## Work instructions
Quote each line of the material verbatim, without the pictures.

## Records for the exercise
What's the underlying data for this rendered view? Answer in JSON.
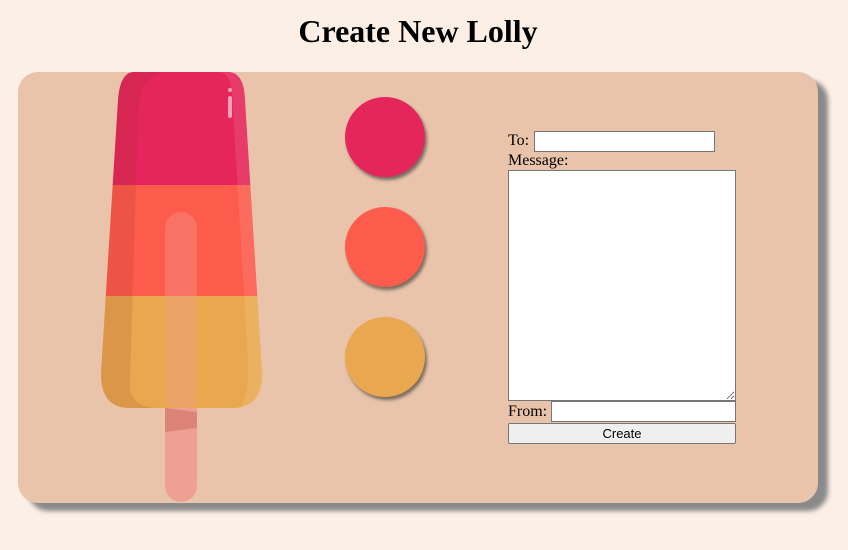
{
  "page": {
    "title": "Create New Lolly"
  },
  "colors": {
    "background": "#fcefe6",
    "card": "#e9c4aa",
    "flavour_top": "#e5265a",
    "flavour_middle": "#fd5b4c",
    "flavour_bottom": "#e9a74f",
    "stick": "#eea193"
  },
  "lolly": {
    "icon": "lolly-icon",
    "flavours": [
      "#e5265a",
      "#fd5b4c",
      "#e9a74f"
    ]
  },
  "form": {
    "to_label": "To:",
    "to_value": "",
    "message_label": "Message:",
    "message_value": "",
    "from_label": "From:",
    "from_value": "",
    "submit_label": "Create"
  }
}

## Written answer
What's the underlying data for this rendered view? Answer in JSON.
{
  "page": {
    "title": "Create New Lolly"
  },
  "colors": {
    "background": "#fcefe6",
    "card": "#e9c4aa",
    "flavour_top": "#e5265a",
    "flavour_middle": "#fd5b4c",
    "flavour_bottom": "#e9a74f",
    "stick": "#eea193"
  },
  "lolly": {
    "icon": "lolly-icon",
    "flavours": [
      "#e5265a",
      "#fd5b4c",
      "#e9a74f"
    ]
  },
  "form": {
    "to_label": "To:",
    "to_value": "",
    "message_label": "Message:",
    "message_value": "",
    "from_label": "From:",
    "from_value": "",
    "submit_label": "Create"
  }
}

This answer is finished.